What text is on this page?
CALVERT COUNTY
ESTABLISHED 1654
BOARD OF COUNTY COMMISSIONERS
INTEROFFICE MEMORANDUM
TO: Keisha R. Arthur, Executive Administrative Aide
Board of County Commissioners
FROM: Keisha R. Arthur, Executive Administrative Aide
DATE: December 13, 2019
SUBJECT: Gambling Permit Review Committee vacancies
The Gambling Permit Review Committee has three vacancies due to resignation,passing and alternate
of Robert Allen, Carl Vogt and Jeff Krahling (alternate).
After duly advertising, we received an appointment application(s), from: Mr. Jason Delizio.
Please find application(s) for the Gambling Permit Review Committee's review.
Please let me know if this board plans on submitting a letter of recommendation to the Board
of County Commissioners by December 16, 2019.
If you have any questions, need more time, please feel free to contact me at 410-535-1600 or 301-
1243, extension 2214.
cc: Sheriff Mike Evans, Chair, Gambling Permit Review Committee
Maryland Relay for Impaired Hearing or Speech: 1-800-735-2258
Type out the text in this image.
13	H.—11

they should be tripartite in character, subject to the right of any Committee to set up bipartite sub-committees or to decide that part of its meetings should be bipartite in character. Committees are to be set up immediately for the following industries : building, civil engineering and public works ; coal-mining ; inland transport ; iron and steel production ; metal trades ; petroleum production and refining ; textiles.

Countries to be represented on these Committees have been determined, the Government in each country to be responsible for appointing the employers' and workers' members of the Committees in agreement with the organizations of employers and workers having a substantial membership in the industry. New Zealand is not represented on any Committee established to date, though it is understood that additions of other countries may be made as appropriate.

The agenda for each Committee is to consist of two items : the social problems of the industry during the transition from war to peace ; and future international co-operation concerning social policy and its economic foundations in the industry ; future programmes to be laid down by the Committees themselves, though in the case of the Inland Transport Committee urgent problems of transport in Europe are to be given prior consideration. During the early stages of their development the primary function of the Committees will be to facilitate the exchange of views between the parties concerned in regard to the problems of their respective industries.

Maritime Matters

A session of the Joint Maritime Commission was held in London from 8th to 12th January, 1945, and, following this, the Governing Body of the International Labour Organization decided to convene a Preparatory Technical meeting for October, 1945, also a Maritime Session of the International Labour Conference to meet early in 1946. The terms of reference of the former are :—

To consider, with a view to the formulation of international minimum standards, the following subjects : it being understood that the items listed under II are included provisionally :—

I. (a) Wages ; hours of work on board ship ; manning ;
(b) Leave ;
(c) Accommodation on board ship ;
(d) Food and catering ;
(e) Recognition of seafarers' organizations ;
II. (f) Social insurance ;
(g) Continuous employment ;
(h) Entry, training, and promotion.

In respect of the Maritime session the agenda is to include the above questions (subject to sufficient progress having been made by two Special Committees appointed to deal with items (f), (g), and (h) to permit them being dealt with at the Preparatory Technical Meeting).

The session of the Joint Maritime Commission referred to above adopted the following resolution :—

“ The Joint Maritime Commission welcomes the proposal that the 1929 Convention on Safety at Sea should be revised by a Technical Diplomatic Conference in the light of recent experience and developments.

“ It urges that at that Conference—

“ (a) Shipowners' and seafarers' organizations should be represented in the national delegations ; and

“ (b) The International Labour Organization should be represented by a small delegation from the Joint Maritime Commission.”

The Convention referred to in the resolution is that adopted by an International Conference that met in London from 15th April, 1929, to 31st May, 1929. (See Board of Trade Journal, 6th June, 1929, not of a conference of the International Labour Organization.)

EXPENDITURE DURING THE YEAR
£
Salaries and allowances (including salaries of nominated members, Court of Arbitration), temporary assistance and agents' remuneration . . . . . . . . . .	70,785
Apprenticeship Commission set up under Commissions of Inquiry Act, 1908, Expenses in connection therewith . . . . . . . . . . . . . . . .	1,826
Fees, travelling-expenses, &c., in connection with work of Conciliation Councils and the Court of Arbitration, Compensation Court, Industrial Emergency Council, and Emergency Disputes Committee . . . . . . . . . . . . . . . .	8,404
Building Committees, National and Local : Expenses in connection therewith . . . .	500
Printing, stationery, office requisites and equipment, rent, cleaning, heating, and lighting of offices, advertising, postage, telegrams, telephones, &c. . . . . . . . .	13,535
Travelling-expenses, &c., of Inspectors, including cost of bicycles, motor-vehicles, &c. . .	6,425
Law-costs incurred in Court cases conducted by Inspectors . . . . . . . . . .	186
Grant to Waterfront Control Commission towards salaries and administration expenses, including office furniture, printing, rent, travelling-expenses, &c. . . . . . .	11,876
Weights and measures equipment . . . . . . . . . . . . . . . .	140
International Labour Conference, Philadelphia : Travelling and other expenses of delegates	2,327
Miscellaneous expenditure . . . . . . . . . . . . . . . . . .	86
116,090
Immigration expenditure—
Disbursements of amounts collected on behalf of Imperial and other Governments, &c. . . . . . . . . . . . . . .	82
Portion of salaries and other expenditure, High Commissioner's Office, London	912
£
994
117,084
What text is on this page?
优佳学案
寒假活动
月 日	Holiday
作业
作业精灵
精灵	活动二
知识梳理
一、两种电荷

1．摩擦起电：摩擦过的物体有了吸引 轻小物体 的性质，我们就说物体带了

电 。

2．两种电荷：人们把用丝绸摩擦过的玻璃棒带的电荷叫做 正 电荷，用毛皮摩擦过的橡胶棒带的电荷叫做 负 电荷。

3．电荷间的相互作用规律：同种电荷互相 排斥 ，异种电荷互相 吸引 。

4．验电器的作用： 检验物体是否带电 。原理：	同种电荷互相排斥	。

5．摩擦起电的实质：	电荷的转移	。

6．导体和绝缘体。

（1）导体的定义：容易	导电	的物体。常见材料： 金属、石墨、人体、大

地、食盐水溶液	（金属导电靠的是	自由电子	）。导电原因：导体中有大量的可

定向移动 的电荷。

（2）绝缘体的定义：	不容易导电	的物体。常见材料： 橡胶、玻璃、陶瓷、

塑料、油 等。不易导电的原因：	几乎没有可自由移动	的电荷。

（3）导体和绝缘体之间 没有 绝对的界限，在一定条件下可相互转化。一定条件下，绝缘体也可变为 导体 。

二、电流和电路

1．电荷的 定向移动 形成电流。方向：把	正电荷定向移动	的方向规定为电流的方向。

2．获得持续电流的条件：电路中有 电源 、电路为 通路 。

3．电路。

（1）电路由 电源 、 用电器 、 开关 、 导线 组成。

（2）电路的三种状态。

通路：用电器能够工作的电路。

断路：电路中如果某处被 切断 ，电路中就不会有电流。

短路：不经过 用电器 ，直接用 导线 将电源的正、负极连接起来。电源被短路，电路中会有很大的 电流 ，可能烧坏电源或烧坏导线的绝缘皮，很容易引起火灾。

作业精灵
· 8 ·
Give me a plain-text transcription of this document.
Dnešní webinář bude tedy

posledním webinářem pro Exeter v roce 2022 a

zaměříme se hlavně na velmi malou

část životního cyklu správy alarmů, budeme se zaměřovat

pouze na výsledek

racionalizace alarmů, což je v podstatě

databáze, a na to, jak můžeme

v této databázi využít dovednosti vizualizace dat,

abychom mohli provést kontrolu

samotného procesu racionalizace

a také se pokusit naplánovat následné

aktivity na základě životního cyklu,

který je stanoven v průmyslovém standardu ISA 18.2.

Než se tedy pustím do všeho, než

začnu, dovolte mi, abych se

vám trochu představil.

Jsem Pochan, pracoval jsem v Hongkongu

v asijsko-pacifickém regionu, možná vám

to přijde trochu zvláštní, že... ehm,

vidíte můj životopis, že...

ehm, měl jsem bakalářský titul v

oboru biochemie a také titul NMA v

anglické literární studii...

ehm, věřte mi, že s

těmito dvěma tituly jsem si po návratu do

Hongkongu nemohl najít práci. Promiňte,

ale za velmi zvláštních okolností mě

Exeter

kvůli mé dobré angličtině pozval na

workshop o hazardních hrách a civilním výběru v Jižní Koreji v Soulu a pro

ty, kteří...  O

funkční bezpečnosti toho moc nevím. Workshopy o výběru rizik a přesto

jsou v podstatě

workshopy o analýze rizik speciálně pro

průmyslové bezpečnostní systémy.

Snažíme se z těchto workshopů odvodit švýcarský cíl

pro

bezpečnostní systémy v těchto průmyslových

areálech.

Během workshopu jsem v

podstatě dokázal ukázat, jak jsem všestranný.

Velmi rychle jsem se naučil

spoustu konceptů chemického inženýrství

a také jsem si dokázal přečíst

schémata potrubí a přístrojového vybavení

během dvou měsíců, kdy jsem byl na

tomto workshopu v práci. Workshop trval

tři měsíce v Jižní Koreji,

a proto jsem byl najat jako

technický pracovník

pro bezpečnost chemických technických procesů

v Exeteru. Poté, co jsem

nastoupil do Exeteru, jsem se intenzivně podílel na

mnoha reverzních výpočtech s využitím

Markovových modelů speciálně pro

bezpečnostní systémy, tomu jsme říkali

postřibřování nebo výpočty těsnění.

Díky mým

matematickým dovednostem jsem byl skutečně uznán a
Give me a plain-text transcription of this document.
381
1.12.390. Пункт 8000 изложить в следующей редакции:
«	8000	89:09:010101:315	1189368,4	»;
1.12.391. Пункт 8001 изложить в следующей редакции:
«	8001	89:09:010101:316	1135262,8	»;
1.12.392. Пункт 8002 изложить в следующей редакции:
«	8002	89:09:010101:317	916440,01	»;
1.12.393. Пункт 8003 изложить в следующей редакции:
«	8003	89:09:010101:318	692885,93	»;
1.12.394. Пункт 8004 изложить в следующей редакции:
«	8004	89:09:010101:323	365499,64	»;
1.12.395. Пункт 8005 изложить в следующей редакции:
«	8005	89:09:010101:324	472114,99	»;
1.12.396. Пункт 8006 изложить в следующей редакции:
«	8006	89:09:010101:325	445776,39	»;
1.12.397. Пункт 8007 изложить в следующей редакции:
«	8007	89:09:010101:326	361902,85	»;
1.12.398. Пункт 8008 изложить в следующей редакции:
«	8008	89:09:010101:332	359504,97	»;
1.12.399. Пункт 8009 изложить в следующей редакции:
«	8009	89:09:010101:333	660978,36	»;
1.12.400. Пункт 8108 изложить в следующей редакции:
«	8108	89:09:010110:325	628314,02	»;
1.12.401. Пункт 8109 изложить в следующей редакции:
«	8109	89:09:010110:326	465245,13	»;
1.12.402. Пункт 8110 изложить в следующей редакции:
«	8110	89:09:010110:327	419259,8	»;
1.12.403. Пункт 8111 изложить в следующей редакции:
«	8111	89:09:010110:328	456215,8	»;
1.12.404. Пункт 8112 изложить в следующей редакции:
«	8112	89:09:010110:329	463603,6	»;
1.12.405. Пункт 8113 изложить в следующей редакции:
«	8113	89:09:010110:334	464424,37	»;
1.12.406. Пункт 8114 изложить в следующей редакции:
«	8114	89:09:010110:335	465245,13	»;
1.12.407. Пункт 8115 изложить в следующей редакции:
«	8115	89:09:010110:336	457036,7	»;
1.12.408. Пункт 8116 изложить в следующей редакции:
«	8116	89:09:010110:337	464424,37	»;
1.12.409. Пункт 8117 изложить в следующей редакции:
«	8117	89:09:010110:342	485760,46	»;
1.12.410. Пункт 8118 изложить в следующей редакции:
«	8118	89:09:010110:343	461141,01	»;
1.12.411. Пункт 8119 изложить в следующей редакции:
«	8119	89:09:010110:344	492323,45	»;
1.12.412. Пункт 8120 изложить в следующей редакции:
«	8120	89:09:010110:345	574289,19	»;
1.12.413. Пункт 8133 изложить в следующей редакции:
────────────────
Copy each line in the data that holds the word "having".

Countries to be represented on these Committees have been determined, the Government in each country to be responsible for appointing the employers' and workers' members of the Committees in agreement with the organizations of employers and workers having a substantial membership in the industry. New Zealand is not represented on any Committee established to date, though it is understood that additions of other countries may be made as appropriate.
In respect of the Maritime session the agenda is to include the above questions (subject to sufficient progress having been made by two Special Committees appointed to deal with items (f), (g), and (h) to permit them being dealt with at the Preparatory Technical Meeting).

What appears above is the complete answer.